> **Work to do**:
Every line from the one with "What data populates" through the end of the records below should be restated word for word, and nothing outside that span.

> **Record excerpts**:
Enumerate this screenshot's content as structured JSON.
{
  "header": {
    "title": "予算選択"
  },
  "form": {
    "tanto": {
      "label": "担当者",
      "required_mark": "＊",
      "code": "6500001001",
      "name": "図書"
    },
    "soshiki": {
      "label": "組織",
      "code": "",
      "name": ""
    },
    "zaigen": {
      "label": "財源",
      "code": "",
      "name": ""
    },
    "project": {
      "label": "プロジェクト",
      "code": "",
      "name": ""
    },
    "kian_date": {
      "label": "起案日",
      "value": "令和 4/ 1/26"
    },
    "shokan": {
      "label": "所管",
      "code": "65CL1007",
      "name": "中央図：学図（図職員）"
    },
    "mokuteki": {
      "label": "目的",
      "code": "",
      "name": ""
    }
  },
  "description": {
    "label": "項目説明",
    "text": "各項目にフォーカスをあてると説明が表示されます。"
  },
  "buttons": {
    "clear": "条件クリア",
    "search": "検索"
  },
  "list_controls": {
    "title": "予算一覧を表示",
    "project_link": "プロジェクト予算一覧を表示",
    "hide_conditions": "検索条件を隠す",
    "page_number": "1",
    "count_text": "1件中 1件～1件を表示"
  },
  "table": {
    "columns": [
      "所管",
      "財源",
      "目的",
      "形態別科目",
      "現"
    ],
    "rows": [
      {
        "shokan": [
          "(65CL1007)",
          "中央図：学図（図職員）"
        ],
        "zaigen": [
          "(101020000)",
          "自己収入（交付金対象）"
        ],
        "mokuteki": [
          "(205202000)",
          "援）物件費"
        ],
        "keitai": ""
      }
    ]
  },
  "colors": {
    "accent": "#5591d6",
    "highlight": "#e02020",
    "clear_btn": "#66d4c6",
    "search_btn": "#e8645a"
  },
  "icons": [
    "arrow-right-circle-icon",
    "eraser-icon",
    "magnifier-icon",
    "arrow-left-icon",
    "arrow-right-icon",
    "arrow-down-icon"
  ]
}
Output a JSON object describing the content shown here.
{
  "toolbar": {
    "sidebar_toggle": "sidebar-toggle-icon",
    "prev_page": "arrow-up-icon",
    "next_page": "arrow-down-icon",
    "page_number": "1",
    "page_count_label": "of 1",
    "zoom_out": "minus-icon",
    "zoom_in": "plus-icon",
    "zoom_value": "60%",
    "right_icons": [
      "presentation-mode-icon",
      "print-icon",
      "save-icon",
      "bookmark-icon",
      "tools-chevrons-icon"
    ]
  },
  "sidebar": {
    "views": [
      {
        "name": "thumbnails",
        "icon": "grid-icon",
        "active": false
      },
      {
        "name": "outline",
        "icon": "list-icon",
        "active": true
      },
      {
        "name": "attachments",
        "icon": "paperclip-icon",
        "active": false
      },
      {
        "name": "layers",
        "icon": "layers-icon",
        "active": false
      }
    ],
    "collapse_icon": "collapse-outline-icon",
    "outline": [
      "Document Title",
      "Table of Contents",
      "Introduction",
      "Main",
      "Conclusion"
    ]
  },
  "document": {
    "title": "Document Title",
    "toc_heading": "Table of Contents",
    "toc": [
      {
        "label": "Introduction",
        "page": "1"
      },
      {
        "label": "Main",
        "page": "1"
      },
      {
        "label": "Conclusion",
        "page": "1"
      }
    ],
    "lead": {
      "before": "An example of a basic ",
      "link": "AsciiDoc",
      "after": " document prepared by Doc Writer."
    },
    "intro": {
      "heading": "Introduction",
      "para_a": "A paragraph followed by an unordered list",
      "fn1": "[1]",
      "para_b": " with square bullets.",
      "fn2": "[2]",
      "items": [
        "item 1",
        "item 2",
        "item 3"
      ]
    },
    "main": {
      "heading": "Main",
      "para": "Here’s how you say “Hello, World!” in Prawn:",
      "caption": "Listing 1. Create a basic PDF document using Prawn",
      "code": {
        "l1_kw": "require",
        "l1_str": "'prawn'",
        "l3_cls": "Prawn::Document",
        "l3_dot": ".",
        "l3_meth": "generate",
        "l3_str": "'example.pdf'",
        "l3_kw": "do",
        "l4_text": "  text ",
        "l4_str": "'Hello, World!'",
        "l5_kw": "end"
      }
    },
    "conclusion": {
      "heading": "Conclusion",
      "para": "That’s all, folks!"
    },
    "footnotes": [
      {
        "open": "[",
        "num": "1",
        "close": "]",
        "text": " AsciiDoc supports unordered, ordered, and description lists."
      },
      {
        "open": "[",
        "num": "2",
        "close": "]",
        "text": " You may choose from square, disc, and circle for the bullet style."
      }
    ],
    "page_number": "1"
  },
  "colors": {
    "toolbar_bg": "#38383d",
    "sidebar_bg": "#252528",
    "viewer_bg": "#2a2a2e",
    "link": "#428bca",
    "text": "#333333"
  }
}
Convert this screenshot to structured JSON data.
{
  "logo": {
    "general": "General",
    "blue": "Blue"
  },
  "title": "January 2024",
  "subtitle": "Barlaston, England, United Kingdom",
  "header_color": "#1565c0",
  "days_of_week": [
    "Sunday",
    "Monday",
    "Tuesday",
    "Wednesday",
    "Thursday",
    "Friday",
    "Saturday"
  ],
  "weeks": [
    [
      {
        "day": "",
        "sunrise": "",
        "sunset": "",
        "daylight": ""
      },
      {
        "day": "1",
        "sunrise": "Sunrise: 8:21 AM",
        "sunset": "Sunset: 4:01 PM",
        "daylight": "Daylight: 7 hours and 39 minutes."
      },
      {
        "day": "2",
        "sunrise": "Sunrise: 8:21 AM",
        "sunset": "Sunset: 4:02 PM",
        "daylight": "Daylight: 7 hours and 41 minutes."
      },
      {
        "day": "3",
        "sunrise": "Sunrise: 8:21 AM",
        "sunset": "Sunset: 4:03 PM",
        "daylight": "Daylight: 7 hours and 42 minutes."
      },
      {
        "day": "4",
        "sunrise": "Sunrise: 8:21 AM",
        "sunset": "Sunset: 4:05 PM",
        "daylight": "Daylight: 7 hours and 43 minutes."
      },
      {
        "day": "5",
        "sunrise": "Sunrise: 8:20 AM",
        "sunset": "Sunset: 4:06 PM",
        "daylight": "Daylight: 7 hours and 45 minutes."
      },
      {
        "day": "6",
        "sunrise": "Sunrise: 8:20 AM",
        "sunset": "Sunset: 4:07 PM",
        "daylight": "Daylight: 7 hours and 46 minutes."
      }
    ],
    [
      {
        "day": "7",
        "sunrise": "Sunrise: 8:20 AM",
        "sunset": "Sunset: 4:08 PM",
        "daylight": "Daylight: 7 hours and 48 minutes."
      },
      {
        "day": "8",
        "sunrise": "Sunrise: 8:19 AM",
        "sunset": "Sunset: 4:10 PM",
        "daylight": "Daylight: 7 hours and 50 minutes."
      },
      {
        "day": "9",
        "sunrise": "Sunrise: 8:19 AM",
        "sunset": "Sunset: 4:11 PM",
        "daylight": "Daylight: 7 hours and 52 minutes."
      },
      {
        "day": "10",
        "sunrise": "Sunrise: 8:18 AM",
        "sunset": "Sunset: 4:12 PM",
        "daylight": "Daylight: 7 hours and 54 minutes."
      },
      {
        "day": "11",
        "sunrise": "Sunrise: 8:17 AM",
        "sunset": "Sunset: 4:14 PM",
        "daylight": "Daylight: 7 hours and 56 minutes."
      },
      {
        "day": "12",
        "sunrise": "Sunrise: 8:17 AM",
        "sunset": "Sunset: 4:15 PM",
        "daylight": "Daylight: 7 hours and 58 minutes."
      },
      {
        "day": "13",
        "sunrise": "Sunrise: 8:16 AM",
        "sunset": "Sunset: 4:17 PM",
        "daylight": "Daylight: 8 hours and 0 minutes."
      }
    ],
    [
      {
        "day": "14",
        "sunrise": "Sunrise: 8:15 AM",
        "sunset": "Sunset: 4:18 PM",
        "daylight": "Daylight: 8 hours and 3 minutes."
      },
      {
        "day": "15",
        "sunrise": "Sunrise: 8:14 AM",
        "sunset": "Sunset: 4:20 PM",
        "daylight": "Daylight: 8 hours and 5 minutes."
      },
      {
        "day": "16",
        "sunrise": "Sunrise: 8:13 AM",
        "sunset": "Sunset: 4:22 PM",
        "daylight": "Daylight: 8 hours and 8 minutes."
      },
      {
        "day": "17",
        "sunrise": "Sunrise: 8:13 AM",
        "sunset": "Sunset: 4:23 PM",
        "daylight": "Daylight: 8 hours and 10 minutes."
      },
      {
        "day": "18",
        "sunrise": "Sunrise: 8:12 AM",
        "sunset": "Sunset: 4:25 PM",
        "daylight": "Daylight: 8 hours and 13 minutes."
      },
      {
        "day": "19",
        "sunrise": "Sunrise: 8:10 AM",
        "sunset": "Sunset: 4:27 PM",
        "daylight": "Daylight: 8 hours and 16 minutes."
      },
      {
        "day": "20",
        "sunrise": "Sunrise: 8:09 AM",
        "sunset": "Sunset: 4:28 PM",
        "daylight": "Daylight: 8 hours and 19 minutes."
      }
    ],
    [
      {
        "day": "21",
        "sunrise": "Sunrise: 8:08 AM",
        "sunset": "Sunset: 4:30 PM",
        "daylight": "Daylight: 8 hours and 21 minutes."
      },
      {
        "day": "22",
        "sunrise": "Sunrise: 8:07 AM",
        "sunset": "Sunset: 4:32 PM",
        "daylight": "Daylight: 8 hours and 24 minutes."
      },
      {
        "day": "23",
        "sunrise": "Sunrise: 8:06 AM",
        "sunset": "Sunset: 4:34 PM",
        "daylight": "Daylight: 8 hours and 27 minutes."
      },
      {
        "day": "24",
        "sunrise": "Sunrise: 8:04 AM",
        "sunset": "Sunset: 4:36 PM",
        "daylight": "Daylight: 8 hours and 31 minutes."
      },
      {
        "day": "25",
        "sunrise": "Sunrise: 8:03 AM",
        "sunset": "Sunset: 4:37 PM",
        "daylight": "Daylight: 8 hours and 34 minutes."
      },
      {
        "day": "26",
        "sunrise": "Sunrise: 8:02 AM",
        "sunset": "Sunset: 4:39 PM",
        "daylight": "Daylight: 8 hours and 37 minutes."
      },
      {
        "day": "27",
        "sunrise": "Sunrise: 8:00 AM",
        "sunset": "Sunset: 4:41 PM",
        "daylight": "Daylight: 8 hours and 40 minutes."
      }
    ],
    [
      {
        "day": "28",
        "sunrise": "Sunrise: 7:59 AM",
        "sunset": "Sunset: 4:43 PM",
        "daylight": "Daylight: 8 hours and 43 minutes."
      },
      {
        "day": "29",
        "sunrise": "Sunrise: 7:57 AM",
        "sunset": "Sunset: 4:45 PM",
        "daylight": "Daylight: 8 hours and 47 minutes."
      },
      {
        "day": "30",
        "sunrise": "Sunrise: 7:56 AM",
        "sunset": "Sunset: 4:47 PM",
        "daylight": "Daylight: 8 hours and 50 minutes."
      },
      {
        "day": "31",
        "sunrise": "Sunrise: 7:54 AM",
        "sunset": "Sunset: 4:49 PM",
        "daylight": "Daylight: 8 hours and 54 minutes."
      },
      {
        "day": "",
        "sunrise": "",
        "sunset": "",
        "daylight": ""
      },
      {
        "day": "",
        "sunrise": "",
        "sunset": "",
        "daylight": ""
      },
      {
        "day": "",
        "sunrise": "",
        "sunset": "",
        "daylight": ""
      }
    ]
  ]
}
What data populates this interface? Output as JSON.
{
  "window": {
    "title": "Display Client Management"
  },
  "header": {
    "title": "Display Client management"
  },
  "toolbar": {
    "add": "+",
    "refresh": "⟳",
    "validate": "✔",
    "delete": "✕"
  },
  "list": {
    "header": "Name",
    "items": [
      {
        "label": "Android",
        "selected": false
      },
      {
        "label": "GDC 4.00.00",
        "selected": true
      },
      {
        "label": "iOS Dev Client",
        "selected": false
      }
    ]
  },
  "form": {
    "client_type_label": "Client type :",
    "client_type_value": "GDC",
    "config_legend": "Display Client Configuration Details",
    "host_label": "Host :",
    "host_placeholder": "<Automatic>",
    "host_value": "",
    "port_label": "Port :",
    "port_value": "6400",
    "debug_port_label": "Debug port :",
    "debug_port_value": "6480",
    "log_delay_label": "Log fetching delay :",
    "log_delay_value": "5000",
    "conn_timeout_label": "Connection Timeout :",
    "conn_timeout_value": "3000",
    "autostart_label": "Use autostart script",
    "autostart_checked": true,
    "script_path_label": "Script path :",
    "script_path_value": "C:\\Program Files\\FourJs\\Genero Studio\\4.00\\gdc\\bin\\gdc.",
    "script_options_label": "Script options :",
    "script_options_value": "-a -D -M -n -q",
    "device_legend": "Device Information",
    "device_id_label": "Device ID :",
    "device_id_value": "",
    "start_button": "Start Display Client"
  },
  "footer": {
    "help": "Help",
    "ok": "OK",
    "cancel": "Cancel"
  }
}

> **In response**:
What data populates this interface? Output as JSON.
{
  "window": {
    "title": "Display Client Management"
  },
  "header": {
    "title": "Display Client management"
  },
  "toolbar": {
    "add": "+",
    "refresh": "⟳",
    "validate": "✔",
    "delete": "✕"
  },
  "list": {
    "header": "Name",
    "items": [
      {
        "label": "Android",
        "selected": false
      },
      {
        "label": "GDC 4.00.00",
        "selected": true
      },
      {
        "label": "iOS Dev Client",
        "selected": false
      }
    ]
  },
  "form": {
    "client_type_label": "Client type :",
    "client_type_value": "GDC",
    "config_legend": "Display Client Configuration Details",
    "host_label": "Host :",
    "host_placeholder": "<Automatic>",
    "host_value": "",
    "port_label": "Port :",
    "port_value": "6400",
    "debug_port_label": "Debug port :",
    "debug_port_value": "6480",
    "log_delay_label": "Log fetching delay :",
    "log_delay_value": "5000",
    "conn_timeout_label": "Connection Timeout :",
    "conn_timeout_value": "3000",
    "autostart_label": "Use autostart script",
    "autostart_checked": true,
    "script_path_label": "Script path :",
    "script_path_value": "C:\\Program Files\\FourJs\\Genero Studio\\4.00\\gdc\\bin\\gdc.",
    "script_options_label": "Script options :",
    "script_options_value": "-a -D -M -n -q",
    "device_legend": "Device Information",
    "device_id_label": "Device ID :",
    "device_id_value": "",
    "start_button": "Start Display Client"
  },
  "footer": {
    "help": "Help",
    "ok": "OK",
    "cancel": "Cancel"
  }
}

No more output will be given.